-- start of RECORDS FOR THIS TASK --
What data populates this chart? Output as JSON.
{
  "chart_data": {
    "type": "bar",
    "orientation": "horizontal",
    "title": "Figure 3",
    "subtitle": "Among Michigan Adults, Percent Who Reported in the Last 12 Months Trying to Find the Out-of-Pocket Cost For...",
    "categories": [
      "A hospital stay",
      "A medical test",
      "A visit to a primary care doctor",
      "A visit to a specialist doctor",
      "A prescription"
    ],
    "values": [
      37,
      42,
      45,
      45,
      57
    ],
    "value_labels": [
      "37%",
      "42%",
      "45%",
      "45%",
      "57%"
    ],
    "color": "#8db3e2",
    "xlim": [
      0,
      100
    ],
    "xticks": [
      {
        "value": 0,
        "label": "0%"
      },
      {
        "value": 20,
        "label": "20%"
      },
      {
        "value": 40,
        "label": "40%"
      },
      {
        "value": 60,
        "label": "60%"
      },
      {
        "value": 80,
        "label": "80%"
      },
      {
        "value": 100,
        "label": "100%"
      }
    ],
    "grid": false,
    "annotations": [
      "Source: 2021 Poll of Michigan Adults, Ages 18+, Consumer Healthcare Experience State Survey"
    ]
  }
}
-- end of RECORDS FOR THIS TASK --
▶ **WORK TO BE COMPLETED**: Take the data above and return it exactly.

▶ **THE ANSWER**:
What data populates this chart? Output as JSON.
{
  "chart_data": {
    "type": "bar",
    "orientation": "horizontal",
    "title": "Figure 3",
    "subtitle": "Among Michigan Adults, Percent Who Reported in the Last 12 Months Trying to Find the Out-of-Pocket Cost For...",
    "categories": [
      "A hospital stay",
      "A medical test",
      "A visit to a primary care doctor",
      "A visit to a specialist doctor",
      "A prescription"
    ],
    "values": [
      37,
      42,
      45,
      45,
      57
    ],
    "value_labels": [
      "37%",
      "42%",
      "45%",
      "45%",
      "57%"
    ],
    "color": "#8db3e2",
    "xlim": [
      0,
      100
    ],
    "xticks": [
      {
        "value": 0,
        "label": "0%"
      },
      {
        "value": 20,
        "label": "20%"
      },
      {
        "value": 40,
        "label": "40%"
      },
      {
        "value": 60,
        "label": "60%"
      },
      {
        "value": 80,
        "label": "80%"
      },
      {
        "value": 100,
        "label": "100%"
      }
    ],
    "grid": false,
    "annotations": [
      "Source: 2021 Poll of Michigan Adults, Ages 18+, Consumer Healthcare Experience State Survey"
    ]
  }
}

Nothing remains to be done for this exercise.